Given exercise: Make an exact copy of the records, dropping all pictures.

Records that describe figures
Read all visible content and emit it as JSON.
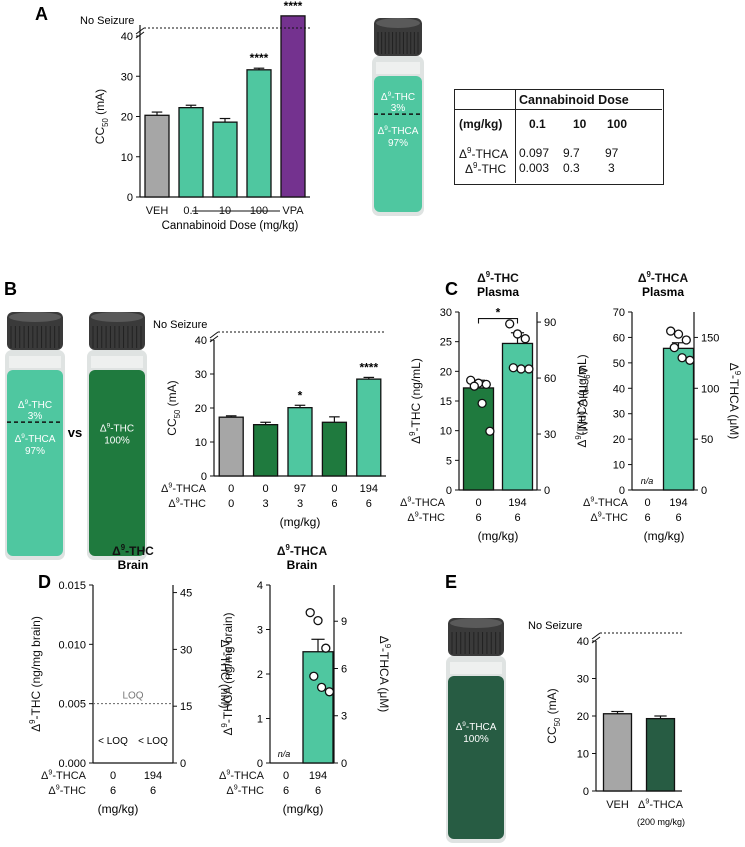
{
  "colors": {
    "veh": "#a6a6a6",
    "thca_light": "#4fc7a0",
    "thc_dark": "#1f7a3e",
    "vpa": "#74328f",
    "thca_pure_dark": "#275c43",
    "cap": "#3a3a3a"
  },
  "panels": {
    "A": {
      "letter": "A"
    },
    "B": {
      "letter": "B"
    },
    "C": {
      "letter": "C"
    },
    "D": {
      "letter": "D"
    },
    "E": {
      "letter": "E"
    }
  },
  "common": {
    "no_seizure": "No Seizure",
    "cc50_label": "CC50 (mA)",
    "mgkg": "(mg/kg)",
    "row_thca": "Δ9-THCA",
    "row_thc": "Δ9-THC",
    "vs": "vs",
    "loq": "LOQ",
    "below_loq": "< LOQ",
    "na": "n/a"
  },
  "vials": {
    "mix_top": "Δ9-THC",
    "mix_top_pct": "3%",
    "mix_bottom": "Δ9-THCA",
    "mix_bottom_pct": "97%",
    "pure_thc": "Δ9-THC",
    "pure_thc_pct": "100%",
    "pure_thca": "Δ9-THCA",
    "pure_thca_pct": "100%"
  },
  "table": {
    "header": "Cannabinoid Dose",
    "unit": "(mg/kg)",
    "doses": [
      "0.1",
      "10",
      "100"
    ],
    "rows": [
      {
        "label": "Δ9-THCA",
        "values": [
          "0.097",
          "9.7",
          "97"
        ]
      },
      {
        "label": "Δ9-THC",
        "values": [
          "0.003",
          "0.3",
          "3"
        ]
      }
    ]
  },
  "chart_data": [
    {
      "id": "A",
      "type": "bar",
      "ylabel": "CC50 (mA)",
      "xlabel": "Cannabinoid Dose (mg/kg)",
      "ylim": [
        0,
        40
      ],
      "yticks": [
        0,
        10,
        20,
        30,
        40
      ],
      "categories": [
        "VEH",
        "0.1",
        "10",
        "100",
        "VPA"
      ],
      "values": [
        20.3,
        22.2,
        18.6,
        31.6,
        45
      ],
      "errors": [
        0.8,
        0.6,
        0.9,
        0.4,
        0
      ],
      "significance": [
        "",
        "",
        "",
        "****",
        "****"
      ],
      "colors": [
        "veh",
        "thca_light",
        "thca_light",
        "thca_light",
        "vpa"
      ],
      "no_seizure_line": true
    },
    {
      "id": "B",
      "type": "bar",
      "ylabel": "CC50 (mA)",
      "ylim": [
        0,
        40
      ],
      "yticks": [
        0,
        10,
        20,
        30,
        40
      ],
      "categories_thca": [
        "0",
        "0",
        "97",
        "0",
        "194"
      ],
      "categories_thc": [
        "0",
        "3",
        "3",
        "6",
        "6"
      ],
      "values": [
        17.3,
        15.1,
        20.1,
        15.8,
        28.5
      ],
      "errors": [
        0.4,
        0.7,
        0.7,
        1.6,
        0.5
      ],
      "significance": [
        "",
        "",
        "*",
        "",
        "****"
      ],
      "colors": [
        "veh",
        "thc_dark",
        "thca_light",
        "thc_dark",
        "thca_light"
      ],
      "no_seizure_line": true
    },
    {
      "id": "C1",
      "type": "bar",
      "title": "Δ9-THC Plasma",
      "ylabel": "Δ9-THC (ng/mL)",
      "ylabel_right": "Δ9-THC (nM)",
      "ylim": [
        0,
        30
      ],
      "yticks": [
        0,
        5,
        10,
        15,
        20,
        25,
        30
      ],
      "yticks_right": [
        0,
        30,
        60,
        90
      ],
      "categories_thca": [
        "0",
        "194"
      ],
      "categories_thc": [
        "6",
        "6"
      ],
      "values": [
        17.2,
        24.7
      ],
      "errors": [
        1.3,
        1.8
      ],
      "points": [
        [
          18.5,
          18.0,
          17.8,
          17.5,
          14.6,
          9.9
        ],
        [
          28.0,
          26.3,
          25.5,
          20.6,
          20.4,
          20.4
        ]
      ],
      "colors": [
        "thc_dark",
        "thca_light"
      ],
      "bracket": "*"
    },
    {
      "id": "C2",
      "type": "bar",
      "title": "Δ9-THCA Plasma",
      "ylabel": "Δ9-THCA (μg/mL)",
      "ylabel_right": "Δ9-THCA (μM)",
      "ylim": [
        0,
        70
      ],
      "yticks": [
        0,
        10,
        20,
        30,
        40,
        50,
        60,
        70
      ],
      "yticks_right": [
        0,
        50,
        100,
        150
      ],
      "categories_thca": [
        "0",
        "194"
      ],
      "categories_thc": [
        "6",
        "6"
      ],
      "values": [
        0,
        55.7
      ],
      "errors": [
        0,
        2.2
      ],
      "points": [
        [],
        [
          62.5,
          61.3,
          59.0,
          56.0,
          52.0,
          51.0
        ]
      ],
      "colors": [
        "thca_light",
        "thca_light"
      ],
      "annotation": "n/a"
    },
    {
      "id": "D1",
      "type": "bar",
      "title": "Δ9-THC Brain",
      "ylabel": "Δ9-THC (ng/mg brain)",
      "ylabel_right": "Δ9-THC (nM)",
      "ylim": [
        0,
        0.015
      ],
      "yticks": [
        "0.000",
        "0.005",
        "0.010",
        "0.015"
      ],
      "yticks_right": [
        0,
        15,
        30,
        45
      ],
      "categories_thca": [
        "0",
        "194"
      ],
      "categories_thc": [
        "6",
        "6"
      ],
      "values": [
        0,
        0
      ],
      "loq": 0.005,
      "annotation": "< LOQ"
    },
    {
      "id": "D2",
      "type": "bar",
      "title": "Δ9-THCA Brain",
      "ylabel": "Δ9-THCA (ng/mg brain)",
      "ylabel_right": "Δ9-THCA (μM)",
      "ylim": [
        0,
        4
      ],
      "yticks": [
        0,
        1,
        2,
        3,
        4
      ],
      "yticks_right": [
        0,
        3,
        6,
        9
      ],
      "categories_thca": [
        "0",
        "194"
      ],
      "categories_thc": [
        "6",
        "6"
      ],
      "values": [
        0,
        2.5
      ],
      "errors": [
        0,
        0.28
      ],
      "points": [
        [],
        [
          3.38,
          3.2,
          2.58,
          1.95,
          1.7,
          1.6
        ]
      ],
      "colors": [
        "thca_light",
        "thca_light"
      ],
      "annotation": "n/a"
    },
    {
      "id": "E",
      "type": "bar",
      "ylabel": "CC50 (mA)",
      "ylim": [
        0,
        40
      ],
      "yticks": [
        0,
        10,
        20,
        30,
        40
      ],
      "categories": [
        "VEH",
        "Δ9-THCA"
      ],
      "sublabel": "(200 mg/kg)",
      "values": [
        20.6,
        19.3
      ],
      "errors": [
        0.6,
        0.7
      ],
      "colors": [
        "veh",
        "thca_pure_dark"
      ],
      "no_seizure_line": true
    }
  ]
}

Solution:
Read all visible content and emit it as JSON.
{
  "colors": {
    "veh": "#a6a6a6",
    "thca_light": "#4fc7a0",
    "thc_dark": "#1f7a3e",
    "vpa": "#74328f",
    "thca_pure_dark": "#275c43",
    "cap": "#3a3a3a"
  },
  "panels": {
    "A": {
      "letter": "A"
    },
    "B": {
      "letter": "B"
    },
    "C": {
      "letter": "C"
    },
    "D": {
      "letter": "D"
    },
    "E": {
      "letter": "E"
    }
  },
  "common": {
    "no_seizure": "No Seizure",
    "cc50_label": "CC50 (mA)",
    "mgkg": "(mg/kg)",
    "row_thca": "Δ9-THCA",
    "row_thc": "Δ9-THC",
    "vs": "vs",
    "loq": "LOQ",
    "below_loq": "< LOQ",
    "na": "n/a"
  },
  "vials": {
    "mix_top": "Δ9-THC",
    "mix_top_pct": "3%",
    "mix_bottom": "Δ9-THCA",
    "mix_bottom_pct": "97%",
    "pure_thc": "Δ9-THC",
    "pure_thc_pct": "100%",
    "pure_thca": "Δ9-THCA",
    "pure_thca_pct": "100%"
  },
  "table": {
    "header": "Cannabinoid Dose",
    "unit": "(mg/kg)",
    "doses": [
      "0.1",
      "10",
      "100"
    ],
    "rows": [
      {
        "label": "Δ9-THCA",
        "values": [
          "0.097",
          "9.7",
          "97"
        ]
      },
      {
        "label": "Δ9-THC",
        "values": [
          "0.003",
          "0.3",
          "3"
        ]
      }
    ]
  },
  "chart_data": [
    {
      "id": "A",
      "type": "bar",
      "ylabel": "CC50 (mA)",
      "xlabel": "Cannabinoid Dose (mg/kg)",
      "ylim": [
        0,
        40
      ],
      "yticks": [
        0,
        10,
        20,
        30,
        40
      ],
      "categories": [
        "VEH",
        "0.1",
        "10",
        "100",
        "VPA"
      ],
      "values": [
        20.3,
        22.2,
        18.6,
        31.6,
        45
      ],
      "errors": [
        0.8,
        0.6,
        0.9,
        0.4,
        0
      ],
      "significance": [
        "",
        "",
        "",
        "****",
        "****"
      ],
      "colors": [
        "veh",
        "thca_light",
        "thca_light",
        "thca_light",
        "vpa"
      ],
      "no_seizure_line": true
    },
    {
      "id": "B",
      "type": "bar",
      "ylabel": "CC50 (mA)",
      "ylim": [
        0,
        40
      ],
      "yticks": [
        0,
        10,
        20,
        30,
        40
      ],
      "categories_thca": [
        "0",
        "0",
        "97",
        "0",
        "194"
      ],
      "categories_thc": [
        "0",
        "3",
        "3",
        "6",
        "6"
      ],
      "values": [
        17.3,
        15.1,
        20.1,
        15.8,
        28.5
      ],
      "errors": [
        0.4,
        0.7,
        0.7,
        1.6,
        0.5
      ],
      "significance": [
        "",
        "",
        "*",
        "",
        "****"
      ],
      "colors": [
        "veh",
        "thc_dark",
        "thca_light",
        "thc_dark",
        "thca_light"
      ],
      "no_seizure_line": true
    },
    {
      "id": "C1",
      "type": "bar",
      "title": "Δ9-THC Plasma",
      "ylabel": "Δ9-THC (ng/mL)",
      "ylabel_right": "Δ9-THC (nM)",
      "ylim": [
        0,
        30
      ],
      "yticks": [
        0,
        5,
        10,
        15,
        20,
        25,
        30
      ],
      "yticks_right": [
        0,
        30,
        60,
        90
      ],
      "categories_thca": [
        "0",
        "194"
      ],
      "categories_thc": [
        "6",
        "6"
      ],
      "values": [
        17.2,
        24.7
      ],
      "errors": [
        1.3,
        1.8
      ],
      "points": [
        [
          18.5,
          18.0,
          17.8,
          17.5,
          14.6,
          9.9
        ],
        [
          28.0,
          26.3,
          25.5,
          20.6,
          20.4,
          20.4
        ]
      ],
      "colors": [
        "thc_dark",
        "thca_light"
      ],
      "bracket": "*"
    },
    {
      "id": "C2",
      "type": "bar",
      "title": "Δ9-THCA Plasma",
      "ylabel": "Δ9-THCA (μg/mL)",
      "ylabel_right": "Δ9-THCA (μM)",
      "ylim": [
        0,
        70
      ],
      "yticks": [
        0,
        10,
        20,
        30,
        40,
        50,
        60,
        70
      ],
      "yticks_right": [
        0,
        50,
        100,
        150
      ],
      "categories_thca": [
        "0",
        "194"
      ],
      "categories_thc": [
        "6",
        "6"
      ],
      "values": [
        0,
        55.7
      ],
      "errors": [
        0,
        2.2
      ],
      "points": [
        [],
        [
          62.5,
          61.3,
          59.0,
          56.0,
          52.0,
          51.0
        ]
      ],
      "colors": [
        "thca_light",
        "thca_light"
      ],
      "annotation": "n/a"
    },
    {
      "id": "D1",
      "type": "bar",
      "title": "Δ9-THC Brain",
      "ylabel": "Δ9-THC (ng/mg brain)",
      "ylabel_right": "Δ9-THC (nM)",
      "ylim": [
        0,
        0.015
      ],
      "yticks": [
        "0.000",
        "0.005",
        "0.010",
        "0.015"
      ],
      "yticks_right": [
        0,
        15,
        30,
        45
      ],
      "categories_thca": [
        "0",
        "194"
      ],
      "categories_thc": [
        "6",
        "6"
      ],
      "values": [
        0,
        0
      ],
      "loq": 0.005,
      "annotation": "< LOQ"
    },
    {
      "id": "D2",
      "type": "bar",
      "title": "Δ9-THCA Brain",
      "ylabel": "Δ9-THCA (ng/mg brain)",
      "ylabel_right": "Δ9-THCA (μM)",
      "ylim": [
        0,
        4
      ],
      "yticks": [
        0,
        1,
        2,
        3,
        4
      ],
      "yticks_right": [
        0,
        3,
        6,
        9
      ],
      "categories_thca": [
        "0",
        "194"
      ],
      "categories_thc": [
        "6",
        "6"
      ],
      "values": [
        0,
        2.5
      ],
      "errors": [
        0,
        0.28
      ],
      "points": [
        [],
        [
          3.38,
          3.2,
          2.58,
          1.95,
          1.7,
          1.6
        ]
      ],
      "colors": [
        "thca_light",
        "thca_light"
      ],
      "annotation": "n/a"
    },
    {
      "id": "E",
      "type": "bar",
      "ylabel": "CC50 (mA)",
      "ylim": [
        0,
        40
      ],
      "yticks": [
        0,
        10,
        20,
        30,
        40
      ],
      "categories": [
        "VEH",
        "Δ9-THCA"
      ],
      "sublabel": "(200 mg/kg)",
      "values": [
        20.6,
        19.3
      ],
      "errors": [
        0.6,
        0.7
      ],
      "colors": [
        "veh",
        "thca_pure_dark"
      ],
      "no_seizure_line": true
    }
  ]
}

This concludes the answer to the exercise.